◆ Given entries:
──────
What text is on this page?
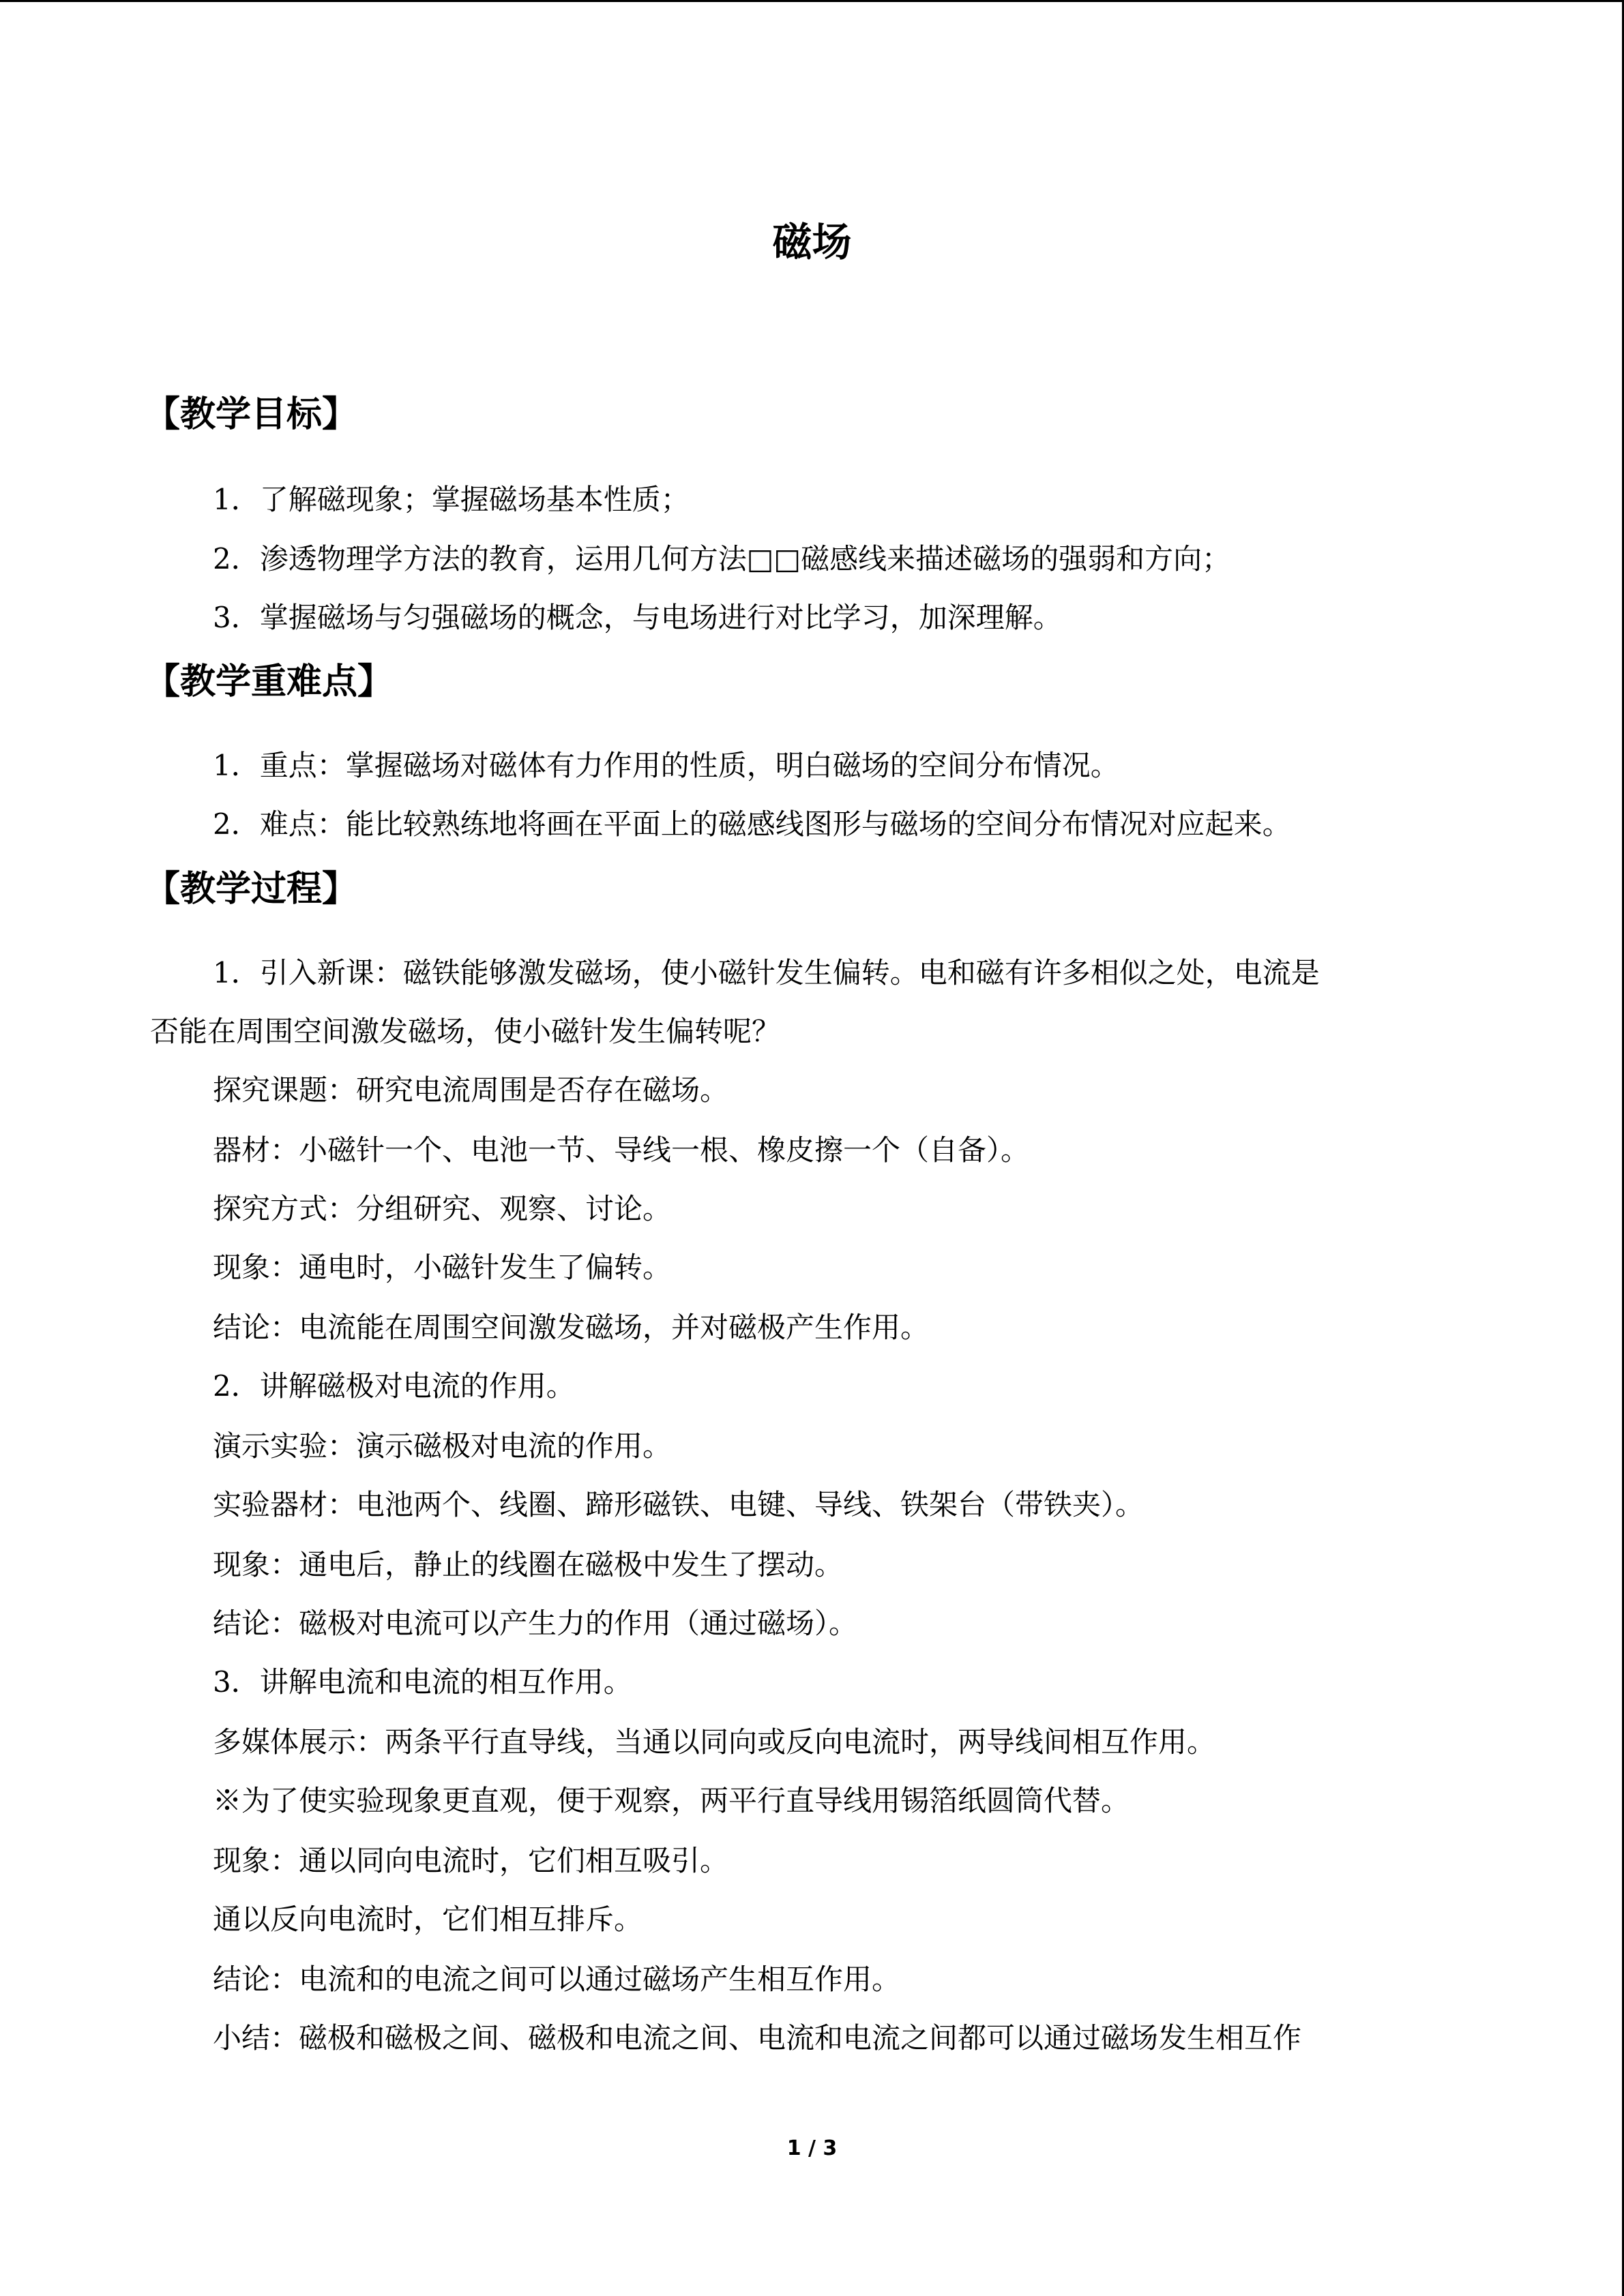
磁场
【教学目标】
1．了解磁现象；掌握磁场基本性质；
2．渗透物理学方法的教育，运用几何方法□□磁感线来描述磁场的强弱和方向；
3．掌握磁场与匀强磁场的概念，与电场进行对比学习，加深理解。
【教学重难点】
1．重点：掌握磁场对磁体有力作用的性质，明白磁场的空间分布情况。
2．难点：能比较熟练地将画在平面上的磁感线图形与磁场的空间分布情况对应起来。
【教学过程】
1．引入新课：磁铁能够激发磁场，使小磁针发生偏转。电和磁有许多相似之处，电流是
否能在周围空间激发磁场，使小磁针发生偏转呢？
探究课题：研究电流周围是否存在磁场。
器材：小磁针一个、电池一节、导线一根、橡皮擦一个（自备）。
探究方式：分组研究、观察、讨论。
现象：通电时，小磁针发生了偏转。
结论：电流能在周围空间激发磁场，并对磁极产生作用。
2．讲解磁极对电流的作用。
演示实验：演示磁极对电流的作用。
实验器材：电池两个、线圈、蹄形磁铁、电键、导线、铁架台（带铁夹）。
现象：通电后，静止的线圈在磁极中发生了摆动。
结论：磁极对电流可以产生力的作用（通过磁场）。
3．讲解电流和电流的相互作用。
多媒体展示：两条平行直导线，当通以同向或反向电流时，两导线间相互作用。
※为了使实验现象更直观，便于观察，两平行直导线用锡箔纸圆筒代替。
现象：通以同向电流时，它们相互吸引。
通以反向电流时，它们相互排斥。
结论：电流和的电流之间可以通过磁场产生相互作用。
小结：磁极和磁极之间、磁极和电流之间、电流和电流之间都可以通过磁场发生相互作
1 / 3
──────
◆ Instructions to follow:
Drop the pictures and reproduce the rest of the entries above exactly.

◆ Full answer:
What text is on this page?
磁场
【教学目标】
1．了解磁现象；掌握磁场基本性质；
2．渗透物理学方法的教育，运用几何方法□□磁感线来描述磁场的强弱和方向；
3．掌握磁场与匀强磁场的概念，与电场进行对比学习，加深理解。
【教学重难点】
1．重点：掌握磁场对磁体有力作用的性质，明白磁场的空间分布情况。
2．难点：能比较熟练地将画在平面上的磁感线图形与磁场的空间分布情况对应起来。
【教学过程】
1．引入新课：磁铁能够激发磁场，使小磁针发生偏转。电和磁有许多相似之处，电流是
否能在周围空间激发磁场，使小磁针发生偏转呢？
探究课题：研究电流周围是否存在磁场。
器材：小磁针一个、电池一节、导线一根、橡皮擦一个（自备）。
探究方式：分组研究、观察、讨论。
现象：通电时，小磁针发生了偏转。
结论：电流能在周围空间激发磁场，并对磁极产生作用。
2．讲解磁极对电流的作用。
演示实验：演示磁极对电流的作用。
实验器材：电池两个、线圈、蹄形磁铁、电键、导线、铁架台（带铁夹）。
现象：通电后，静止的线圈在磁极中发生了摆动。
结论：磁极对电流可以产生力的作用（通过磁场）。
3．讲解电流和电流的相互作用。
多媒体展示：两条平行直导线，当通以同向或反向电流时，两导线间相互作用。
※为了使实验现象更直观，便于观察，两平行直导线用锡箔纸圆筒代替。
现象：通以同向电流时，它们相互吸引。
通以反向电流时，它们相互排斥。
结论：电流和的电流之间可以通过磁场产生相互作用。
小结：磁极和磁极之间、磁极和电流之间、电流和电流之间都可以通过磁场发生相互作
1 / 3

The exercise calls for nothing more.